Select the lines below containing the word "mnemonic".

Stored data
------------------------------------
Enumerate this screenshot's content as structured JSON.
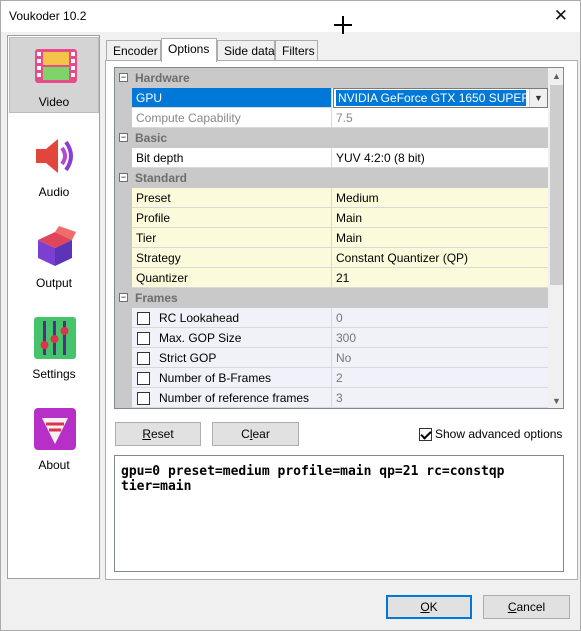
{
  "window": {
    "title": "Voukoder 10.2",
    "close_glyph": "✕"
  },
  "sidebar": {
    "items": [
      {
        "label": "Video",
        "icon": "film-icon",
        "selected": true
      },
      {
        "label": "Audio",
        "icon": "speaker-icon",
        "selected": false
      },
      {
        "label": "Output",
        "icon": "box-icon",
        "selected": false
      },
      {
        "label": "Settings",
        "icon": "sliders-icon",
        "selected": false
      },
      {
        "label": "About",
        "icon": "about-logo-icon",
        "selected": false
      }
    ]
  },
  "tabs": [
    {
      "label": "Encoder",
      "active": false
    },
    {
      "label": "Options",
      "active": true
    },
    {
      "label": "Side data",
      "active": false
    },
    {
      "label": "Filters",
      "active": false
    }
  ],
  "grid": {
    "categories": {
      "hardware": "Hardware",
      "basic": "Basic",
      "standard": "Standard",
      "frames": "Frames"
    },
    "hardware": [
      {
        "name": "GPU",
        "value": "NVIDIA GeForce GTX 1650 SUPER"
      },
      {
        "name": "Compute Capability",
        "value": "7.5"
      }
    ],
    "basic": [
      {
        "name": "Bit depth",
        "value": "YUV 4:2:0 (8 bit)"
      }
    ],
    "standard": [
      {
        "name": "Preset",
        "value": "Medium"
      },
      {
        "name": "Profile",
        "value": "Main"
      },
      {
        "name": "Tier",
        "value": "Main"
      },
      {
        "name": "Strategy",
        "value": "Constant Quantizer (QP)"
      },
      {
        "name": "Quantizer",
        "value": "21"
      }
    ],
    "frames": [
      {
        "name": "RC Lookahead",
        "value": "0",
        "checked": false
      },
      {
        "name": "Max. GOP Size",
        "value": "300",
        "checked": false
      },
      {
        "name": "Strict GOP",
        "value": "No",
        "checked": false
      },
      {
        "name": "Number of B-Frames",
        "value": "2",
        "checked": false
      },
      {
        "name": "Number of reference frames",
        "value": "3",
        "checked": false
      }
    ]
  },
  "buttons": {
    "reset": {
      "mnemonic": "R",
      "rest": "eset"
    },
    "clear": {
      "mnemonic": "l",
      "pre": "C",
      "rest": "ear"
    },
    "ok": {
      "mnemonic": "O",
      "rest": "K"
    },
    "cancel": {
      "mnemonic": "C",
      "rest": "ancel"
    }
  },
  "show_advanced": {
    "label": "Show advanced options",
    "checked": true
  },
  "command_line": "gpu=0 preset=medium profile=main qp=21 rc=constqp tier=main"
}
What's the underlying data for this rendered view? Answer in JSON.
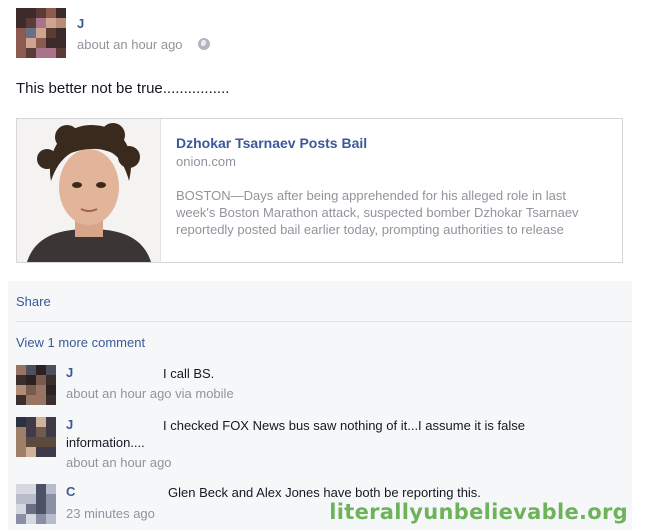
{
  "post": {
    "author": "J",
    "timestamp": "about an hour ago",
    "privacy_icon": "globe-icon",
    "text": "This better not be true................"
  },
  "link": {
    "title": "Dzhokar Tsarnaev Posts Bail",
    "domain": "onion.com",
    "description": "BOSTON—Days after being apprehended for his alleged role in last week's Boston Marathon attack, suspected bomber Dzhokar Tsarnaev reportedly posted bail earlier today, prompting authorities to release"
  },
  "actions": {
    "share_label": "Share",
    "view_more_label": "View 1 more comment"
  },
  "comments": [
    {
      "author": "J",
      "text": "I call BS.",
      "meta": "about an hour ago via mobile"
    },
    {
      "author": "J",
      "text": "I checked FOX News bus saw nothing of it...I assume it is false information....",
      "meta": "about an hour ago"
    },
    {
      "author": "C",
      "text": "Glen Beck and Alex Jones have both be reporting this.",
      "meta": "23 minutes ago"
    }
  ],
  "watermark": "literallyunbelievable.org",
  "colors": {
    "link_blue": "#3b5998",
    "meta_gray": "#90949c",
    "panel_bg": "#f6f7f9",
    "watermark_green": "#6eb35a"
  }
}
------------------------------------
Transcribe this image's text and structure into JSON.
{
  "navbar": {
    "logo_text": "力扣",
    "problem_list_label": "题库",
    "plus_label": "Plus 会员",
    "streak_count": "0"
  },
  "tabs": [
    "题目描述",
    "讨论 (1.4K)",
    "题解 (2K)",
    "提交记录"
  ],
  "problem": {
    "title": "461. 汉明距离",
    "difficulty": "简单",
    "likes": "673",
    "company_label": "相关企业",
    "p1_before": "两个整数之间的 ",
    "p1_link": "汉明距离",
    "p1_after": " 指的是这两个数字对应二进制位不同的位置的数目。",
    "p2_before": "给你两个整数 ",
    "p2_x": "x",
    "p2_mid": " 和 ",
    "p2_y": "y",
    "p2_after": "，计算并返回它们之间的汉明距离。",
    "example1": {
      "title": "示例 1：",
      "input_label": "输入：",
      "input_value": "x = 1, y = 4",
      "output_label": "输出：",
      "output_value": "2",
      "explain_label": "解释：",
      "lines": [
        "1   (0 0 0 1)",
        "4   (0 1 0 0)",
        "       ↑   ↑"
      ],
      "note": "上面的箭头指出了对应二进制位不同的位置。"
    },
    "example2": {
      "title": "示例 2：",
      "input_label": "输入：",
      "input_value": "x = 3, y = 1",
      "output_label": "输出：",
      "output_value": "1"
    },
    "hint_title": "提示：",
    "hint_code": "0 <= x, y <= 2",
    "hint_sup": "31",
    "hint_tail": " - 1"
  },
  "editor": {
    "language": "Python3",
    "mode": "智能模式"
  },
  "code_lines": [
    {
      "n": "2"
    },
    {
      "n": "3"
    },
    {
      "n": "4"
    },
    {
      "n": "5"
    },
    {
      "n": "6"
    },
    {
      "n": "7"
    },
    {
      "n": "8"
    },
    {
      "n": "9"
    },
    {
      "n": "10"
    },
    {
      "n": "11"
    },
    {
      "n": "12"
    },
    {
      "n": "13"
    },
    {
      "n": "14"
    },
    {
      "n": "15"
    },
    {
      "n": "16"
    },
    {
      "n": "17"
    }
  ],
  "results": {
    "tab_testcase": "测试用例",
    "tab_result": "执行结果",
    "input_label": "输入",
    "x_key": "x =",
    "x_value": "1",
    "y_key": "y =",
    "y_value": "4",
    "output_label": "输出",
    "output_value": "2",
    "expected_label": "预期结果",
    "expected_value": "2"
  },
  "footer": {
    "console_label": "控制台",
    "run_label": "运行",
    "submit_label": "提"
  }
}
------------------------------------
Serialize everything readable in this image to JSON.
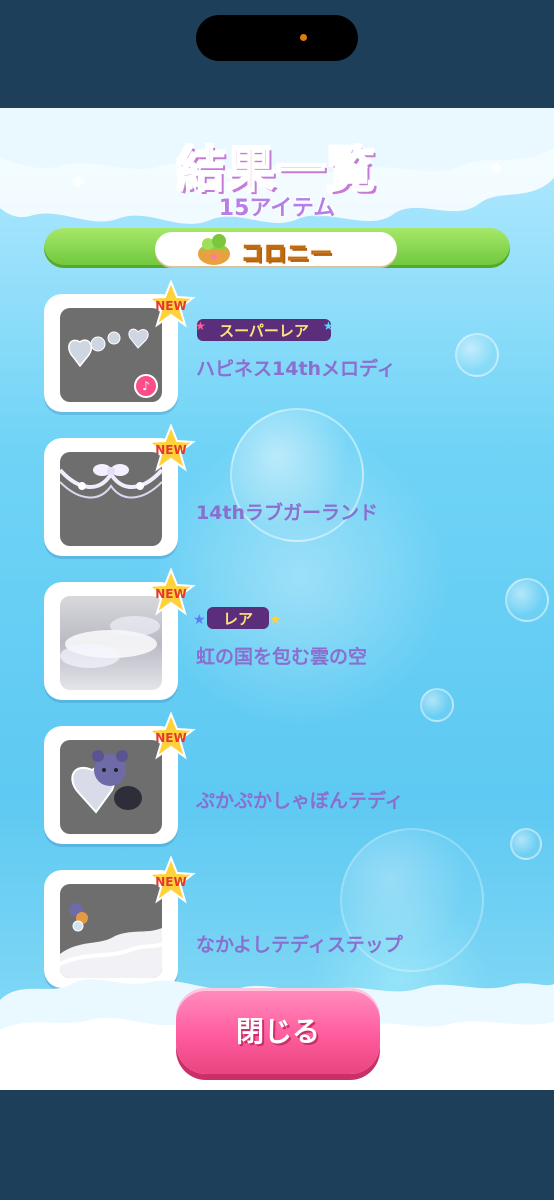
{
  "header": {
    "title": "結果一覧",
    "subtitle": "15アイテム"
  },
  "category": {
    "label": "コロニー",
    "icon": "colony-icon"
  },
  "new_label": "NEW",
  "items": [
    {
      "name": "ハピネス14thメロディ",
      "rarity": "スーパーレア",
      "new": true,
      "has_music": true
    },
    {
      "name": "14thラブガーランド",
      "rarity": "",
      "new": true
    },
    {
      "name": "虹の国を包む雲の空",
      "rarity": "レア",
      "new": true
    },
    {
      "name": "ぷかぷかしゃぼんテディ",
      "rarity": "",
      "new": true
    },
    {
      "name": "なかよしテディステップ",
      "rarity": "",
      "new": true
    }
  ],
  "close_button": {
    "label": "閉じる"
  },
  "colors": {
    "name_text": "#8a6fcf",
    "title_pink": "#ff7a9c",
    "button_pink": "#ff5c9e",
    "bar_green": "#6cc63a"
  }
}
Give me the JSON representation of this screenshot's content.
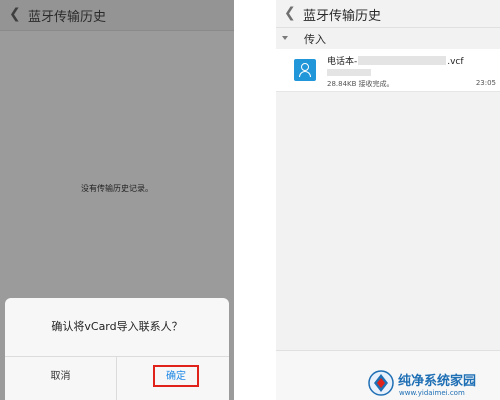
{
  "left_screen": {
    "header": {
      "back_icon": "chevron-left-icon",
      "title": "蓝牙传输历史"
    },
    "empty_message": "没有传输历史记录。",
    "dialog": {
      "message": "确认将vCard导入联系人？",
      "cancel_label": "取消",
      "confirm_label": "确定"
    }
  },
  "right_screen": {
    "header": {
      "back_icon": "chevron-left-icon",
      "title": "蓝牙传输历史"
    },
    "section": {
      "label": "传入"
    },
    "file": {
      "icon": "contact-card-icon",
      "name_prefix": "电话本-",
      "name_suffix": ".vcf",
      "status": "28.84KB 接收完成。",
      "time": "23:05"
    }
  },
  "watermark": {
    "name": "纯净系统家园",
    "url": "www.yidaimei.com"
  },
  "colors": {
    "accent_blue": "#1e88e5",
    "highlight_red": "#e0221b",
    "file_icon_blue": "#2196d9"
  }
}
------------------------------------
EXERCISE OUTPUT ->
      "mnemonic": "R",
      "mnemonic": "l",
      "mnemonic": "O",
      "mnemonic": "C",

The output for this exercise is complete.